Return all the entries exactly, keeping pictures out.

(Figure collection entries)
----

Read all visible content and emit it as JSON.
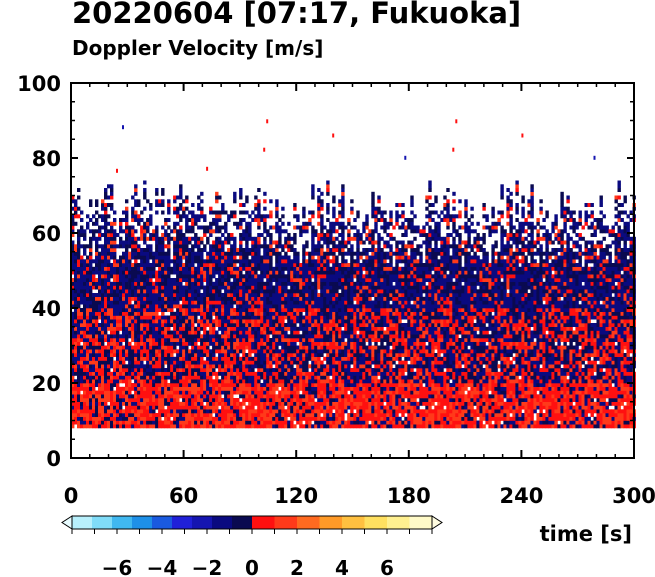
{
  "chart_data": {
    "type": "heatmap",
    "title": "20220604 [07:17, Fukuoka]",
    "subtitle": "Doppler Velocity [m/s]",
    "xlabel": "time [s]",
    "ylabel": "",
    "xlim": [
      0,
      300
    ],
    "ylim": [
      0,
      100
    ],
    "xticks": [
      0,
      60,
      120,
      180,
      240,
      300
    ],
    "yticks": [
      0,
      20,
      40,
      60,
      80,
      100
    ],
    "grid": false,
    "colorbar": {
      "ticks": [
        -6,
        -4,
        -2,
        0,
        2,
        4,
        6
      ],
      "range": [
        -8,
        8
      ],
      "colors_negative": [
        "#0a0a50",
        "#0a0a80",
        "#1515b0",
        "#2020d8",
        "#1a5ae0",
        "#1e90e8",
        "#40b8f0",
        "#80dcf8",
        "#b8f0fc"
      ],
      "colors_positive": [
        "#ff1010",
        "#ff3a1a",
        "#ff6a20",
        "#ff9a28",
        "#ffc040",
        "#ffe060",
        "#fff090",
        "#fffac8"
      ]
    },
    "data_extent": {
      "time": [
        0,
        300
      ],
      "height_min": 8,
      "height_max_typical": 70
    },
    "layers": [
      {
        "height_range": [
          8,
          20
        ],
        "dominant_velocity": 1.2,
        "note": "mostly positive (red)"
      },
      {
        "height_range": [
          20,
          40
        ],
        "dominant_velocity": -1.0,
        "note": "mixed red/blue"
      },
      {
        "height_range": [
          40,
          70
        ],
        "dominant_velocity": -1.5,
        "note": "mostly negative (blue)"
      }
    ]
  }
}
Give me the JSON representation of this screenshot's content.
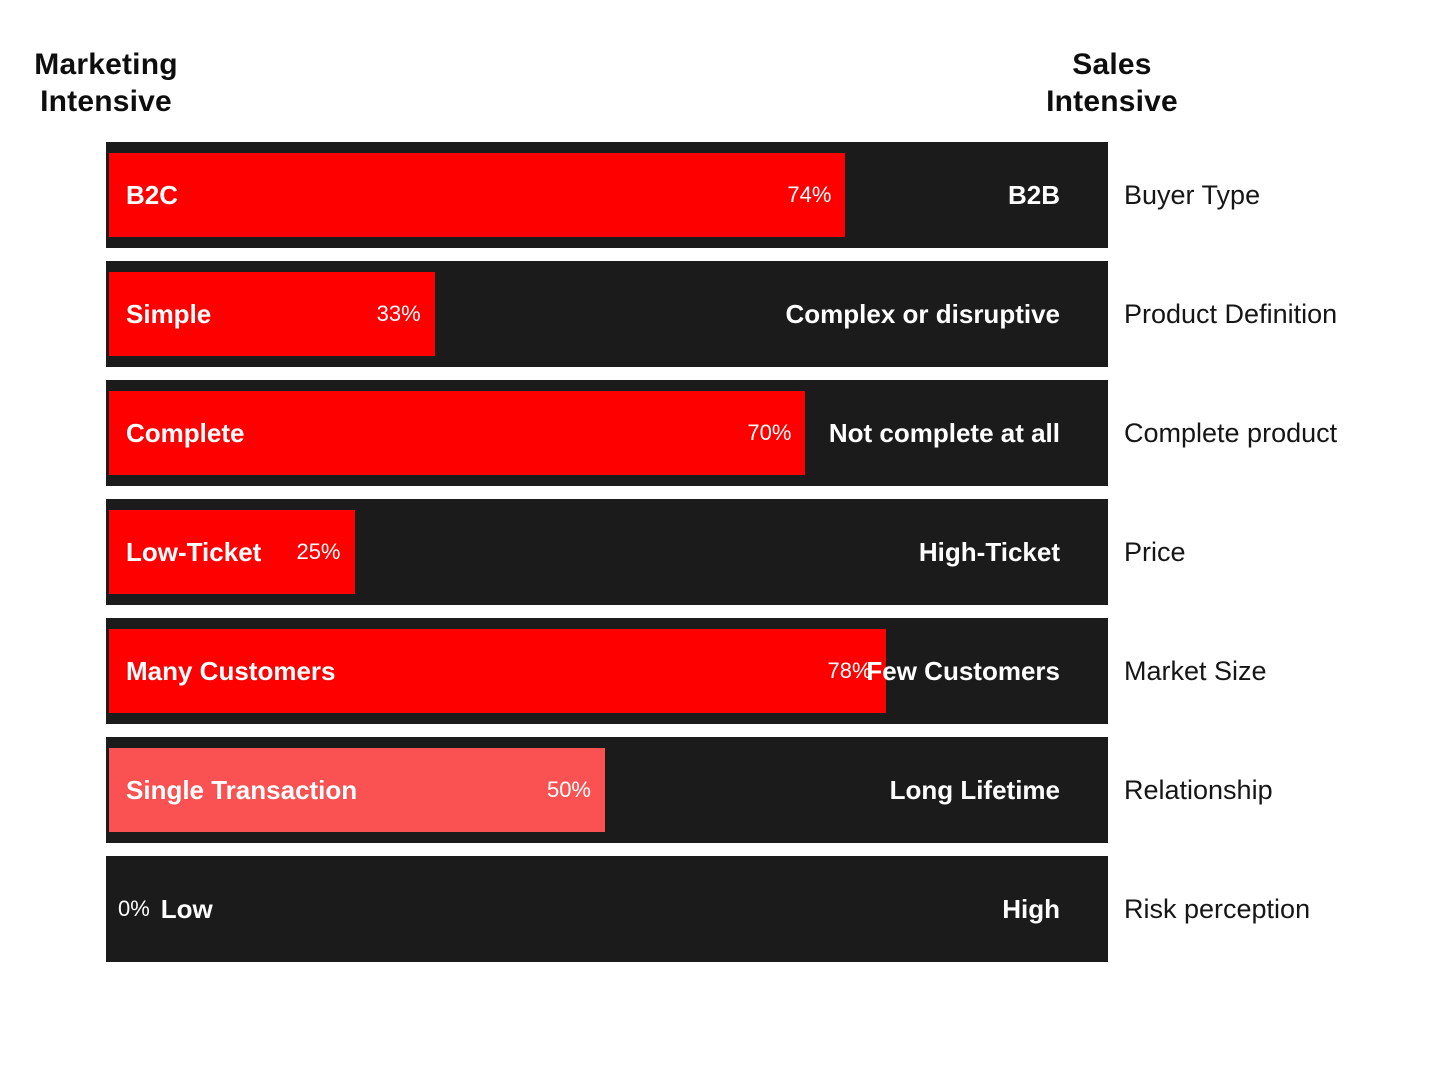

----

◆ **Solution to the exercise**
Read all visible content and emit it as JSON.
{
  "chart_data": {
    "type": "heatmap",
    "title": "20220604 [07:17, Fukuoka]",
    "subtitle": "Doppler Velocity [m/s]",
    "xlabel": "time [s]",
    "ylabel": "",
    "xlim": [
      0,
      300
    ],
    "ylim": [
      0,
      100
    ],
    "xticks": [
      0,
      60,
      120,
      180,
      240,
      300
    ],
    "yticks": [
      0,
      20,
      40,
      60,
      80,
      100
    ],
    "grid": false,
    "colorbar": {
      "ticks": [
        -6,
        -4,
        -2,
        0,
        2,
        4,
        6
      ],
      "range": [
        -8,
        8
      ],
      "colors_negative": [
        "#0a0a50",
        "#0a0a80",
        "#1515b0",
        "#2020d8",
        "#1a5ae0",
        "#1e90e8",
        "#40b8f0",
        "#80dcf8",
        "#b8f0fc"
      ],
      "colors_positive": [
        "#ff1010",
        "#ff3a1a",
        "#ff6a20",
        "#ff9a28",
        "#ffc040",
        "#ffe060",
        "#fff090",
        "#fffac8"
      ]
    },
    "data_extent": {
      "time": [
        0,
        300
      ],
      "height_min": 8,
      "height_max_typical": 70
    },
    "layers": [
      {
        "height_range": [
          8,
          20
        ],
        "dominant_velocity": 1.2,
        "note": "mostly positive (red)"
      },
      {
        "height_range": [
          20,
          40
        ],
        "dominant_velocity": -1.0,
        "note": "mixed red/blue"
      },
      {
        "height_range": [
          40,
          70
        ],
        "dominant_velocity": -1.5,
        "note": "mostly negative (blue)"
      }
    ]
  }
}
Give me the JSON representation of this screenshot's content.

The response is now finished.